• Source records:
◆ ◆ ◆
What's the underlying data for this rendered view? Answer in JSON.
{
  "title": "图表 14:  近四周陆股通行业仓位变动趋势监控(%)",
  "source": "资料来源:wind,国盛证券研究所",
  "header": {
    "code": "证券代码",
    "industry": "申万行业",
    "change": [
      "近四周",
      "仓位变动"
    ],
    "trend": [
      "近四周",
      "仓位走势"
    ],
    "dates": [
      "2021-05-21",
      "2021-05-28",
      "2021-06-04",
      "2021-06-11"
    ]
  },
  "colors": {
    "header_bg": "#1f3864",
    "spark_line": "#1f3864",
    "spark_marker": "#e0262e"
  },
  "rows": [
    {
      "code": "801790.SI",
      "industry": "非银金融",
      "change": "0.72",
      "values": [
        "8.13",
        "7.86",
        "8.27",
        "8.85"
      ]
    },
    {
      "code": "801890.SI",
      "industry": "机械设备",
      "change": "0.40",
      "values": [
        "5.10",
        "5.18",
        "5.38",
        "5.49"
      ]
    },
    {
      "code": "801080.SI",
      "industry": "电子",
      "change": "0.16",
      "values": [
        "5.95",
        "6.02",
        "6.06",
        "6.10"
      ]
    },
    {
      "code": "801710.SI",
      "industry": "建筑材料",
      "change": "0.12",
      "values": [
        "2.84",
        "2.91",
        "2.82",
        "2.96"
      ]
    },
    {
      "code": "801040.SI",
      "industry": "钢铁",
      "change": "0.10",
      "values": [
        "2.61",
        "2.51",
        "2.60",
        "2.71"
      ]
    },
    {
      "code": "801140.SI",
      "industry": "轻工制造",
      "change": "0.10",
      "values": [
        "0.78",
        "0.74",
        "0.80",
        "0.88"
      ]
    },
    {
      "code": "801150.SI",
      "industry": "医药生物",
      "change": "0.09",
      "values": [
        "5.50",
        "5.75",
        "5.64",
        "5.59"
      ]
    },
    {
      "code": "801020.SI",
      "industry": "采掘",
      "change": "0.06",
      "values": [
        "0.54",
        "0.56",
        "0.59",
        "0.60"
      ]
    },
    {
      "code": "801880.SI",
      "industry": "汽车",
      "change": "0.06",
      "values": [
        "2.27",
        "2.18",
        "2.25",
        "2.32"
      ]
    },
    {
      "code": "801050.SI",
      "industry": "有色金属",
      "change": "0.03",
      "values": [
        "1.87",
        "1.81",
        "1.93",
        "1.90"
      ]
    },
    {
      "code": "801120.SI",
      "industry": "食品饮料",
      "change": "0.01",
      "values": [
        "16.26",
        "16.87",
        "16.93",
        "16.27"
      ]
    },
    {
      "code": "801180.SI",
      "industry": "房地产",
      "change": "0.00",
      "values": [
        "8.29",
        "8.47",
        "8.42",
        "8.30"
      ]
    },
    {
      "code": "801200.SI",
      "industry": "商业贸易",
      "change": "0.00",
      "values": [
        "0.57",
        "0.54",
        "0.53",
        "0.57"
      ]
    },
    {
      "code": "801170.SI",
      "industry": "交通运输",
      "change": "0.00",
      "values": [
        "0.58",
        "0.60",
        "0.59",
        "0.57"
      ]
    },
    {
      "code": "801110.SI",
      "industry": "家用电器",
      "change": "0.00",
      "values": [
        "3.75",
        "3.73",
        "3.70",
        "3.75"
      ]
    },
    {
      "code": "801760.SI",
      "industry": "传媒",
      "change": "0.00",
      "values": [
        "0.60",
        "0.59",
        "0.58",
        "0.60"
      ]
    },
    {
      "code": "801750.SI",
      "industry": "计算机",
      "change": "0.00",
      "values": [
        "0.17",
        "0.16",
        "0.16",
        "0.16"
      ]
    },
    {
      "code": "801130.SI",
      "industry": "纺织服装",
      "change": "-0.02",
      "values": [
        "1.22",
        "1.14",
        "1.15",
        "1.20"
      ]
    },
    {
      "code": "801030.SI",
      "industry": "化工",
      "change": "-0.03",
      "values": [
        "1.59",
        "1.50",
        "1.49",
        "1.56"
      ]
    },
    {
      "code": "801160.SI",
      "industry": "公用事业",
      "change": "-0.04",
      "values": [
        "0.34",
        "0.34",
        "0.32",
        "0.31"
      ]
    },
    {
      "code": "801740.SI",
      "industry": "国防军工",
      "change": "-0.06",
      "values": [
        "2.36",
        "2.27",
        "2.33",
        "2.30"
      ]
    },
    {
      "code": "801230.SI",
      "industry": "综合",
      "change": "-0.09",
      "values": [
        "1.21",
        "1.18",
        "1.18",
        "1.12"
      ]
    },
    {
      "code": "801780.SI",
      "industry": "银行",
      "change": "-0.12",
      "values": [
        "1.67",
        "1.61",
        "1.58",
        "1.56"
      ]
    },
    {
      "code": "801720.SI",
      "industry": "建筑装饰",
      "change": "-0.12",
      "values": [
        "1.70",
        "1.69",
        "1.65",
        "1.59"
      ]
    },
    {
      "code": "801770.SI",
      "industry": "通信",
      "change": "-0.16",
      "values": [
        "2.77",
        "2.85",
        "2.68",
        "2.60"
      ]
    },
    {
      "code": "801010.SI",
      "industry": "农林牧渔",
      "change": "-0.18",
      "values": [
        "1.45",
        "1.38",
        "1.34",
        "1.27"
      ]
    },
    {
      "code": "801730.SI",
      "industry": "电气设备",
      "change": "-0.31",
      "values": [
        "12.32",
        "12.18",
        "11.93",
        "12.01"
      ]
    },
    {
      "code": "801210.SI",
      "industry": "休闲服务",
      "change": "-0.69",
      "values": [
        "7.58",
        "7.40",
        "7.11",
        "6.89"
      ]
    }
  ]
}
◆ ◆ ◆
• Exercise objective: Restate the whole listing exactly, leaving out nothing.

• Result for this task:
What's the underlying data for this rendered view? Answer in JSON.
{
  "title": "图表 14:  近四周陆股通行业仓位变动趋势监控(%)",
  "source": "资料来源:wind,国盛证券研究所",
  "header": {
    "code": "证券代码",
    "industry": "申万行业",
    "change": [
      "近四周",
      "仓位变动"
    ],
    "trend": [
      "近四周",
      "仓位走势"
    ],
    "dates": [
      "2021-05-21",
      "2021-05-28",
      "2021-06-04",
      "2021-06-11"
    ]
  },
  "colors": {
    "header_bg": "#1f3864",
    "spark_line": "#1f3864",
    "spark_marker": "#e0262e"
  },
  "rows": [
    {
      "code": "801790.SI",
      "industry": "非银金融",
      "change": "0.72",
      "values": [
        "8.13",
        "7.86",
        "8.27",
        "8.85"
      ]
    },
    {
      "code": "801890.SI",
      "industry": "机械设备",
      "change": "0.40",
      "values": [
        "5.10",
        "5.18",
        "5.38",
        "5.49"
      ]
    },
    {
      "code": "801080.SI",
      "industry": "电子",
      "change": "0.16",
      "values": [
        "5.95",
        "6.02",
        "6.06",
        "6.10"
      ]
    },
    {
      "code": "801710.SI",
      "industry": "建筑材料",
      "change": "0.12",
      "values": [
        "2.84",
        "2.91",
        "2.82",
        "2.96"
      ]
    },
    {
      "code": "801040.SI",
      "industry": "钢铁",
      "change": "0.10",
      "values": [
        "2.61",
        "2.51",
        "2.60",
        "2.71"
      ]
    },
    {
      "code": "801140.SI",
      "industry": "轻工制造",
      "change": "0.10",
      "values": [
        "0.78",
        "0.74",
        "0.80",
        "0.88"
      ]
    },
    {
      "code": "801150.SI",
      "industry": "医药生物",
      "change": "0.09",
      "values": [
        "5.50",
        "5.75",
        "5.64",
        "5.59"
      ]
    },
    {
      "code": "801020.SI",
      "industry": "采掘",
      "change": "0.06",
      "values": [
        "0.54",
        "0.56",
        "0.59",
        "0.60"
      ]
    },
    {
      "code": "801880.SI",
      "industry": "汽车",
      "change": "0.06",
      "values": [
        "2.27",
        "2.18",
        "2.25",
        "2.32"
      ]
    },
    {
      "code": "801050.SI",
      "industry": "有色金属",
      "change": "0.03",
      "values": [
        "1.87",
        "1.81",
        "1.93",
        "1.90"
      ]
    },
    {
      "code": "801120.SI",
      "industry": "食品饮料",
      "change": "0.01",
      "values": [
        "16.26",
        "16.87",
        "16.93",
        "16.27"
      ]
    },
    {
      "code": "801180.SI",
      "industry": "房地产",
      "change": "0.00",
      "values": [
        "8.29",
        "8.47",
        "8.42",
        "8.30"
      ]
    },
    {
      "code": "801200.SI",
      "industry": "商业贸易",
      "change": "0.00",
      "values": [
        "0.57",
        "0.54",
        "0.53",
        "0.57"
      ]
    },
    {
      "code": "801170.SI",
      "industry": "交通运输",
      "change": "0.00",
      "values": [
        "0.58",
        "0.60",
        "0.59",
        "0.57"
      ]
    },
    {
      "code": "801110.SI",
      "industry": "家用电器",
      "change": "0.00",
      "values": [
        "3.75",
        "3.73",
        "3.70",
        "3.75"
      ]
    },
    {
      "code": "801760.SI",
      "industry": "传媒",
      "change": "0.00",
      "values": [
        "0.60",
        "0.59",
        "0.58",
        "0.60"
      ]
    },
    {
      "code": "801750.SI",
      "industry": "计算机",
      "change": "0.00",
      "values": [
        "0.17",
        "0.16",
        "0.16",
        "0.16"
      ]
    },
    {
      "code": "801130.SI",
      "industry": "纺织服装",
      "change": "-0.02",
      "values": [
        "1.22",
        "1.14",
        "1.15",
        "1.20"
      ]
    },
    {
      "code": "801030.SI",
      "industry": "化工",
      "change": "-0.03",
      "values": [
        "1.59",
        "1.50",
        "1.49",
        "1.56"
      ]
    },
    {
      "code": "801160.SI",
      "industry": "公用事业",
      "change": "-0.04",
      "values": [
        "0.34",
        "0.34",
        "0.32",
        "0.31"
      ]
    },
    {
      "code": "801740.SI",
      "industry": "国防军工",
      "change": "-0.06",
      "values": [
        "2.36",
        "2.27",
        "2.33",
        "2.30"
      ]
    },
    {
      "code": "801230.SI",
      "industry": "综合",
      "change": "-0.09",
      "values": [
        "1.21",
        "1.18",
        "1.18",
        "1.12"
      ]
    },
    {
      "code": "801780.SI",
      "industry": "银行",
      "change": "-0.12",
      "values": [
        "1.67",
        "1.61",
        "1.58",
        "1.56"
      ]
    },
    {
      "code": "801720.SI",
      "industry": "建筑装饰",
      "change": "-0.12",
      "values": [
        "1.70",
        "1.69",
        "1.65",
        "1.59"
      ]
    },
    {
      "code": "801770.SI",
      "industry": "通信",
      "change": "-0.16",
      "values": [
        "2.77",
        "2.85",
        "2.68",
        "2.60"
      ]
    },
    {
      "code": "801010.SI",
      "industry": "农林牧渔",
      "change": "-0.18",
      "values": [
        "1.45",
        "1.38",
        "1.34",
        "1.27"
      ]
    },
    {
      "code": "801730.SI",
      "industry": "电气设备",
      "change": "-0.31",
      "values": [
        "12.32",
        "12.18",
        "11.93",
        "12.01"
      ]
    },
    {
      "code": "801210.SI",
      "industry": "休闲服务",
      "change": "-0.69",
      "values": [
        "7.58",
        "7.40",
        "7.11",
        "6.89"
      ]
    }
  ]
}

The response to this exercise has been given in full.